==== SUPPLIED RECORDS
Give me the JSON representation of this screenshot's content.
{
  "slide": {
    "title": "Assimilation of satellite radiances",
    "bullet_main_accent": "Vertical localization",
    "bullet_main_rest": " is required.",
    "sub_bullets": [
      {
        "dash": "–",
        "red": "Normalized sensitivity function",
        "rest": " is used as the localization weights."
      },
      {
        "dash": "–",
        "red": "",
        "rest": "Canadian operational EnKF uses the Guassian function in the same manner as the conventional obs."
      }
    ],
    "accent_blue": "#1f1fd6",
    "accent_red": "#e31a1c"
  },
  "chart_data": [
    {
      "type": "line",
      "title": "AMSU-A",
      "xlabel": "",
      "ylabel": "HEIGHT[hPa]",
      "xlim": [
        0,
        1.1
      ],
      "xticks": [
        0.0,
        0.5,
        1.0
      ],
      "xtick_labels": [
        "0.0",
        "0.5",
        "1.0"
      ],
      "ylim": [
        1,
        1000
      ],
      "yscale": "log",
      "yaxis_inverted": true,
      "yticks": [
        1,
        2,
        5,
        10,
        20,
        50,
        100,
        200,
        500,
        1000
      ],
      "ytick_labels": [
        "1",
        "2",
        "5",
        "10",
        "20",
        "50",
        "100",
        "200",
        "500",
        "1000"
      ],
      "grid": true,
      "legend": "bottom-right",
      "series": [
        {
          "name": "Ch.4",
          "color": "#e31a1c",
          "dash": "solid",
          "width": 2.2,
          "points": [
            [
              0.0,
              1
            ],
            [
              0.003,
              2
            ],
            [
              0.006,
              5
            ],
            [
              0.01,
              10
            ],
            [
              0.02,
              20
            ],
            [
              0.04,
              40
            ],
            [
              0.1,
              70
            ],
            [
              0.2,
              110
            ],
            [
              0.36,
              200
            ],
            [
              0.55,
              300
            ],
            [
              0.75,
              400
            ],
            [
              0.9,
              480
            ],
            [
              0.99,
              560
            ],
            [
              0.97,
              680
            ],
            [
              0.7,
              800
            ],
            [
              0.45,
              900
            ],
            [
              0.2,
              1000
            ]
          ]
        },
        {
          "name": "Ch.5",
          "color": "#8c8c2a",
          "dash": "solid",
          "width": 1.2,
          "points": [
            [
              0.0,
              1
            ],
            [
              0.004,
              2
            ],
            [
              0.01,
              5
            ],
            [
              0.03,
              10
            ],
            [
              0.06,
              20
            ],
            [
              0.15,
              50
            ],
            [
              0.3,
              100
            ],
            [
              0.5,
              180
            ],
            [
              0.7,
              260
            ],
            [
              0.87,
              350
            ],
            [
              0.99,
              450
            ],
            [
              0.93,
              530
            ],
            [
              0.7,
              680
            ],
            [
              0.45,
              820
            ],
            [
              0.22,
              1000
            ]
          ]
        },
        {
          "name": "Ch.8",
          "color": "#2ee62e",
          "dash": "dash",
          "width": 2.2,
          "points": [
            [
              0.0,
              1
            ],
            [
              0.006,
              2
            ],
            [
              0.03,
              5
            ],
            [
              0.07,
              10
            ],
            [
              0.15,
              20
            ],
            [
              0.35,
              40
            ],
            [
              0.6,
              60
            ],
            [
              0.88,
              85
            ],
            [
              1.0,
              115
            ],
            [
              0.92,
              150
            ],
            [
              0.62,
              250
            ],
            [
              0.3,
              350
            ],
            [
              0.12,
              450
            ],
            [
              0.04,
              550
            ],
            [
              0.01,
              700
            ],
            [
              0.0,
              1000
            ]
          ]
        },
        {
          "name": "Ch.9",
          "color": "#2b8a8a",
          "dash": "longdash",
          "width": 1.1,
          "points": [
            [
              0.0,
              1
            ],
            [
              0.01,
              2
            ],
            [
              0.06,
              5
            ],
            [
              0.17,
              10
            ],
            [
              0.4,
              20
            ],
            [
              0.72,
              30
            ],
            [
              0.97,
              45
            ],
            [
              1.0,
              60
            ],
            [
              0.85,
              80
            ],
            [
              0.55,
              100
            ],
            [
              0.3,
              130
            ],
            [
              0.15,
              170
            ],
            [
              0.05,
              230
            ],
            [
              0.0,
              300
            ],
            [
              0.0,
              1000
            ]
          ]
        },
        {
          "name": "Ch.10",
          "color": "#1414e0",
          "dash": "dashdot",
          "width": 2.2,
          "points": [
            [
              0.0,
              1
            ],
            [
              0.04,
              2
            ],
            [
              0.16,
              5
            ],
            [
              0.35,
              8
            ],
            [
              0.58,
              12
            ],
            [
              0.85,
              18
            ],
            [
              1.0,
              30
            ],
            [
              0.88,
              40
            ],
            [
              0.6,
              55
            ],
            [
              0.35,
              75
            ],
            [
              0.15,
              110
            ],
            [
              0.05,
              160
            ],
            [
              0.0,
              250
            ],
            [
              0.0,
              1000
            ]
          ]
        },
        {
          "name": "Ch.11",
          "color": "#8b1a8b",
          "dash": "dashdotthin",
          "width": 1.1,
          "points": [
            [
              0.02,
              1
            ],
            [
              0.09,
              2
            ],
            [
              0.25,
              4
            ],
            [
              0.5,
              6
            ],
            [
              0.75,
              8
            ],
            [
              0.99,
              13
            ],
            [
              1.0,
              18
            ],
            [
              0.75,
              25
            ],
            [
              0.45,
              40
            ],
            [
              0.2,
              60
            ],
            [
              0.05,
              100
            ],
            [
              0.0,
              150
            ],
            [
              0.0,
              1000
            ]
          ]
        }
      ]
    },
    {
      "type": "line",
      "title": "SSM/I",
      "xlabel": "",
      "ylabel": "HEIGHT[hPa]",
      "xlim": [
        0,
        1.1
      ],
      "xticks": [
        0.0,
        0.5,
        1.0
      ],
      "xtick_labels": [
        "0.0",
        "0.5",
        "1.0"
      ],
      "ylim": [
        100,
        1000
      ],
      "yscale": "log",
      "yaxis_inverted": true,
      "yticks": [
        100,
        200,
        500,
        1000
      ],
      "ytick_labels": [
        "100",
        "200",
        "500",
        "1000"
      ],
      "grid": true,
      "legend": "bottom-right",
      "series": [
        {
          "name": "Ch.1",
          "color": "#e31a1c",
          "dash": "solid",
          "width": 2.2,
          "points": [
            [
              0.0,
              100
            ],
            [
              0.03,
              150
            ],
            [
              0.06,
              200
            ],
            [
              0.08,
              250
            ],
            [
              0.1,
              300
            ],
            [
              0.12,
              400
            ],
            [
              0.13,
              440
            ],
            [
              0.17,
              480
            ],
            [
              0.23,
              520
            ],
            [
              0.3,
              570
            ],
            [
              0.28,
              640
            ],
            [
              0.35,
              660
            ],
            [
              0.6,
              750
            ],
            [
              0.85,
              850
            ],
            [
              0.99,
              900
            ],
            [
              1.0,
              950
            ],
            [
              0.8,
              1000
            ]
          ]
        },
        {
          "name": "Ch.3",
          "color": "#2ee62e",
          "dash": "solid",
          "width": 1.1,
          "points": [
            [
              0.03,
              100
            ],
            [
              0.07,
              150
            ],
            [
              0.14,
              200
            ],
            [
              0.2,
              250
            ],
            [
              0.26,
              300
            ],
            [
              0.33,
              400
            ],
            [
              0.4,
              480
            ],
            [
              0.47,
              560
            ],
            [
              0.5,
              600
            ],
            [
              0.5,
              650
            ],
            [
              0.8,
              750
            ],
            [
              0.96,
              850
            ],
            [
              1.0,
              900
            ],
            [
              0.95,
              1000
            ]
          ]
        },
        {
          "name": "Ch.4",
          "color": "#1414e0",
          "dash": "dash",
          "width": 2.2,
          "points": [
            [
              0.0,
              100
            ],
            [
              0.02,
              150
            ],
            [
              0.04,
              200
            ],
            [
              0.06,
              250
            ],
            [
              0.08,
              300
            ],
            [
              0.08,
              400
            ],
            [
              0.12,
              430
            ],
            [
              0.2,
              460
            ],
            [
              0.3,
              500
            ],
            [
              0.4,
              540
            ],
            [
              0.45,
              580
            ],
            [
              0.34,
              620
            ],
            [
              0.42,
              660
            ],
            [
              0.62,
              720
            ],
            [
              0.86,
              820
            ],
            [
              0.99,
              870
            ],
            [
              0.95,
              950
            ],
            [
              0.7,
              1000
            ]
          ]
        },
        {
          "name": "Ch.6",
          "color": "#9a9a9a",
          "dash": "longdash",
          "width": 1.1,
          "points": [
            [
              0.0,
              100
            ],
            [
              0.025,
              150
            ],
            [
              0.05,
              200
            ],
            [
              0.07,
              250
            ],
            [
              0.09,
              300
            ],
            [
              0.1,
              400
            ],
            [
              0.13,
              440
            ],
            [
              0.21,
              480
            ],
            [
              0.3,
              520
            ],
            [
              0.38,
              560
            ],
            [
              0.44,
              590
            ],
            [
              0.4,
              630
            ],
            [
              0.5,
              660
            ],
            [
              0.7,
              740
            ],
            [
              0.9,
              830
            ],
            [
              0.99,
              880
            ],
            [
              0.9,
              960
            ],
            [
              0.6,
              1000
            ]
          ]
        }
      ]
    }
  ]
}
========
#### GIVEN TASK:
Tally the lines above that contain the word "name", and reply with only the number.

#### SOLUTION:
10